Imaginez un Hunger Games spatial, un cirque romain futuriste où l’arène est peuplée de dinosaures génétiquement modifiés. Dans Le cri du tyrannosaure, Miller orchestre un spectacle de mort pour une élite interstellaire qui s’enivre de violence comme d’un divertissement chic. Au centre de l’arène : une combattante chinoise, prête à tout pour survivre, mais surtout pour dénoncer l’absurdité d’un système qui transforme l’injustice en spectacle.

Love, Death & Robots, saison 4©Netflix

Le propos est limpide : critique d’une société de classes, dénonciation de la cruauté masquée sous le vernis du divertissement. Visuellement, ça envoie. On devine où l’épisode veut nous mener dès le départ, et il y parvient sans détour – mais sans surprise non plus.

OBJECTIF 1 =
D'après la critique de l'épisode Le cri du tyrannosaure, pourquoi celui-ci atteint-il son but sans créer de surprise ? Répondez en une ou deux phrases.
OBJECTIF 2 =
Poursuivez la critique de l'épisode Le cri du tyrannosaure à partir de sa dernière phrase.

LIGNES DE DONNÉES =
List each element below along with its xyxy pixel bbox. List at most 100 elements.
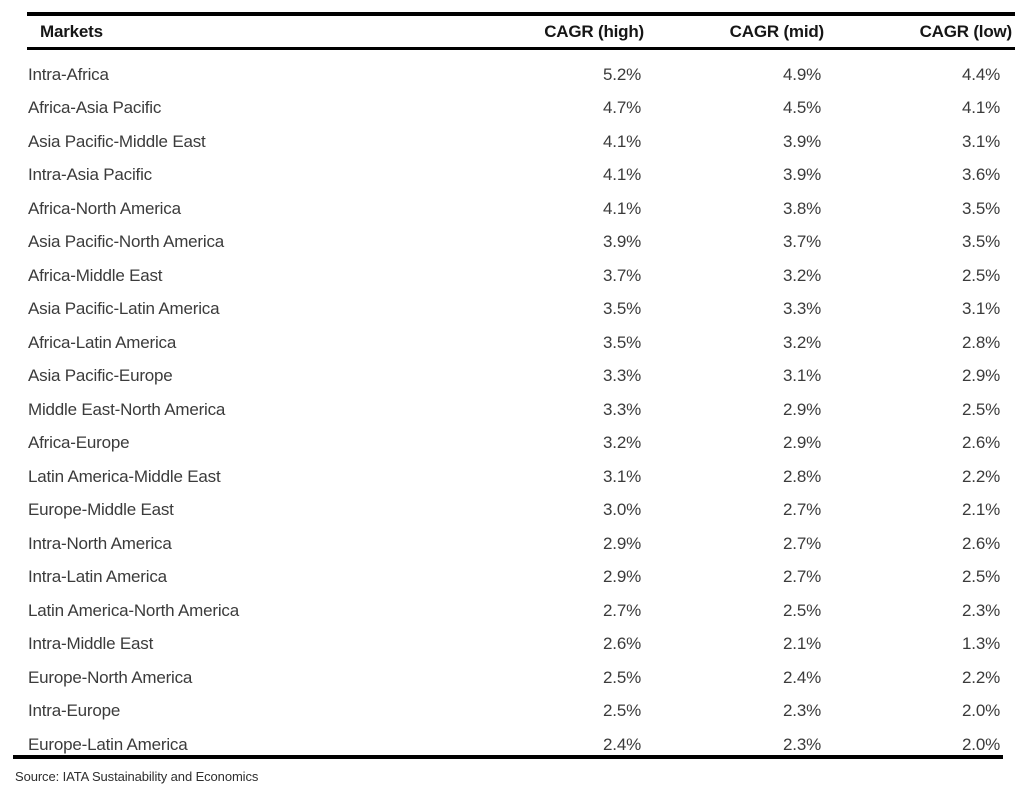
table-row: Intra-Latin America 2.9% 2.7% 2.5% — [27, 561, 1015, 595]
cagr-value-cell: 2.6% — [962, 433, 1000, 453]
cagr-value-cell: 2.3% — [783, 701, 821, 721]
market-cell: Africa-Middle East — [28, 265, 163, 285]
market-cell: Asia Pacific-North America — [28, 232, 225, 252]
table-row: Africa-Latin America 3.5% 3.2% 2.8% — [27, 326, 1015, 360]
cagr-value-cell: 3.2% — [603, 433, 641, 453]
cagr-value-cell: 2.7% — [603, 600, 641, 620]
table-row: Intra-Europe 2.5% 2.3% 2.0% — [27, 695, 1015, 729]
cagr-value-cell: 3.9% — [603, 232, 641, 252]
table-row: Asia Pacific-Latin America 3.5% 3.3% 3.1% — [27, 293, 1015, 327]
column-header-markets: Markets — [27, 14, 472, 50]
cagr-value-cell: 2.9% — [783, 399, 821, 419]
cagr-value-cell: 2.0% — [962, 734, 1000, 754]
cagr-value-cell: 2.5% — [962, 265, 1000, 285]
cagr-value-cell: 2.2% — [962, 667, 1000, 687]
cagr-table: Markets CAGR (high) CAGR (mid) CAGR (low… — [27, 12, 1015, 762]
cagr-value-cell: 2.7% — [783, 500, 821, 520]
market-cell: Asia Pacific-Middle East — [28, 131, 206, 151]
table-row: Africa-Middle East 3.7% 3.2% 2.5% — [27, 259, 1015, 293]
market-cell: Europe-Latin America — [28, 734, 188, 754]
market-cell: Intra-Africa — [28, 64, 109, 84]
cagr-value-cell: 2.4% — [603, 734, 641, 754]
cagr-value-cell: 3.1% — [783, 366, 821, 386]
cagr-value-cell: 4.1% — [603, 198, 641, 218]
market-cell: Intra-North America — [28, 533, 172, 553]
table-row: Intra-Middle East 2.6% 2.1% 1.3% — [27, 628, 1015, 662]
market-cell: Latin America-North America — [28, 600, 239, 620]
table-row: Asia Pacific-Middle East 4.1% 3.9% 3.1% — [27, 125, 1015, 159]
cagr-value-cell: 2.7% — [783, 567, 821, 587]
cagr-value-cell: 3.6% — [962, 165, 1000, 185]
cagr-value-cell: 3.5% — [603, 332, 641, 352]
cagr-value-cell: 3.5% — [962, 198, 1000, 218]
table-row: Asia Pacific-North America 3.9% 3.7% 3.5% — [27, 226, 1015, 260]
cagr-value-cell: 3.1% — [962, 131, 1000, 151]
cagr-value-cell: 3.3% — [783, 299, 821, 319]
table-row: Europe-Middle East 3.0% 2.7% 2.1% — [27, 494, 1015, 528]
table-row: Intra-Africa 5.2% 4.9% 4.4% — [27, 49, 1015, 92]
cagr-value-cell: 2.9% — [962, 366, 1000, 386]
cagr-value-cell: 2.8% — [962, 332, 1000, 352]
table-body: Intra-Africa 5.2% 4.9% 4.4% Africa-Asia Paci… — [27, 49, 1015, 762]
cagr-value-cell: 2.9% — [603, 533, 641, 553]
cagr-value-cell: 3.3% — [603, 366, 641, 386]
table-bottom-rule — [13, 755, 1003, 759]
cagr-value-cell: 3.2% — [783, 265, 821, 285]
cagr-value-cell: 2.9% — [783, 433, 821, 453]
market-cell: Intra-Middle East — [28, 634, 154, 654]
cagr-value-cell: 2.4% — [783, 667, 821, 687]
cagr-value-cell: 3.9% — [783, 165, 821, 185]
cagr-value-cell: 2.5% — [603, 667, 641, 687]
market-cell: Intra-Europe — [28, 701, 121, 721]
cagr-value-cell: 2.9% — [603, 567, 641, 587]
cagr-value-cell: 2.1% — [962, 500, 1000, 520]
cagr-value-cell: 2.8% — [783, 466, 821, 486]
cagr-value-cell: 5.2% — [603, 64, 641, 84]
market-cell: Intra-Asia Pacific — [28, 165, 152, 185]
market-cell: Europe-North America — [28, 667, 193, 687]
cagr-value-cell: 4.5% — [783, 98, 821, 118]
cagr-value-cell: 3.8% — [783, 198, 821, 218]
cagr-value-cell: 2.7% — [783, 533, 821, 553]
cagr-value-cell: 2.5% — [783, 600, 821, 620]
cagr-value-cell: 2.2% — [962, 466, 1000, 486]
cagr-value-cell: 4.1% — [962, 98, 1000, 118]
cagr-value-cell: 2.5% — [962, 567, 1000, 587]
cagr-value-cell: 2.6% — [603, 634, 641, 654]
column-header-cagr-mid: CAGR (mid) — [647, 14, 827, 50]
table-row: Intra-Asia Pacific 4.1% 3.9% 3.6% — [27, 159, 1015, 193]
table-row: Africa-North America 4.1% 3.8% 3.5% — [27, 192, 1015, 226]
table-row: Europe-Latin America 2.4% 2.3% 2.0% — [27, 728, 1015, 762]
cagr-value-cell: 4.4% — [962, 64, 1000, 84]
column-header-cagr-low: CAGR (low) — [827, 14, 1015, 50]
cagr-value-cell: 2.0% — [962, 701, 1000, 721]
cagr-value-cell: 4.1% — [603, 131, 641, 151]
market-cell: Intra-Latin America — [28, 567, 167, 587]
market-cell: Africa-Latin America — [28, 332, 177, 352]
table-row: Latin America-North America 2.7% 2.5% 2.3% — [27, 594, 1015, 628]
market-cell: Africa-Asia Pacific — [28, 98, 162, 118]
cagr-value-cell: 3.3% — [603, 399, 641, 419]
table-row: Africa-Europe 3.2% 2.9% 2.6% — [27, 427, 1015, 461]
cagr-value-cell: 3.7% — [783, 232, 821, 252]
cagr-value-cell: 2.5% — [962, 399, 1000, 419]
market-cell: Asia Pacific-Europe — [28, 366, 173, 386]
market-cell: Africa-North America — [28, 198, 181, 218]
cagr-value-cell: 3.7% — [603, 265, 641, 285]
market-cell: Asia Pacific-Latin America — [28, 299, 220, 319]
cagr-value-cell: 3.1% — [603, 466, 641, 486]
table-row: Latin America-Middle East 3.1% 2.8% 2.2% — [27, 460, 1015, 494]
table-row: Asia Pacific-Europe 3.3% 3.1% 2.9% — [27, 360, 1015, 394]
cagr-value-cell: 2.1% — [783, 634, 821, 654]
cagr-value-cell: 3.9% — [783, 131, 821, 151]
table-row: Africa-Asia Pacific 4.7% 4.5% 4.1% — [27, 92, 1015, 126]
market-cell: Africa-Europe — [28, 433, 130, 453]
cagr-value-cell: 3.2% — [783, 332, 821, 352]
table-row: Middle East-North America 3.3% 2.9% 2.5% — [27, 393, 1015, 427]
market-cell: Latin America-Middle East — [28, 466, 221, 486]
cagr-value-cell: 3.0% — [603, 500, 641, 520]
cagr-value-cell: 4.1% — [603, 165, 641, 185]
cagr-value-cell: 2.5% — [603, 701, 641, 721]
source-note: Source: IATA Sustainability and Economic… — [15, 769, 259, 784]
==
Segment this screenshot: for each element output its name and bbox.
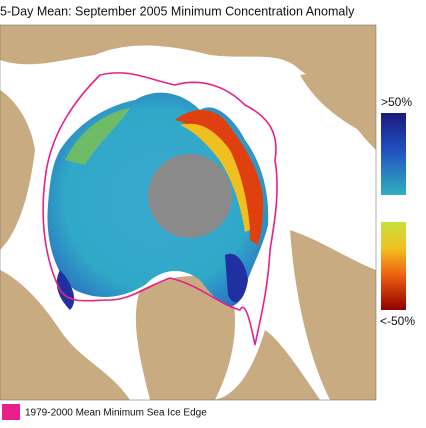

RÉPONSE 1 =
L'épisode ne surprend pas parce qu'on devine dès le départ où il veut nous mener. Il y parvient donc sans détour, mais sans que cela étonne.

RÉPONSE 2 =
Note : 7/10

Conversion en altitude

Rien qu’à son style visuel, on sait qu’on ne verra pas ça ailleurs. Conversion en altitude rappelle le dessin des séries d’animation vieillottes – mais ici, les rires ont laissé place à l’horreur. Pendant la Seconde Guerre mondiale, une escouade américaine est envoyée pour bombarder une église à la frontière franco-allemande. La mission dérape. L’horreur se déchaîne.

Love, Death & Robots, saison 4©Netflix

Il y avait là un terreau narratif fort, entre mysticisme, conflit historique et tension militaire. Mais Diego Porral choisit l’ultraviolence plutôt que la subtilité : le sang coule, les corps s’éventrent et l’ambiance s’enlise dans une longue séquence de massacre. Dommage. L’idée initiale, nourrie d’ambiguïté religieuse et d’un mystère latent, aurait pu aller plus loin si elle ne s’était pas perdue dans l’escalade brutale.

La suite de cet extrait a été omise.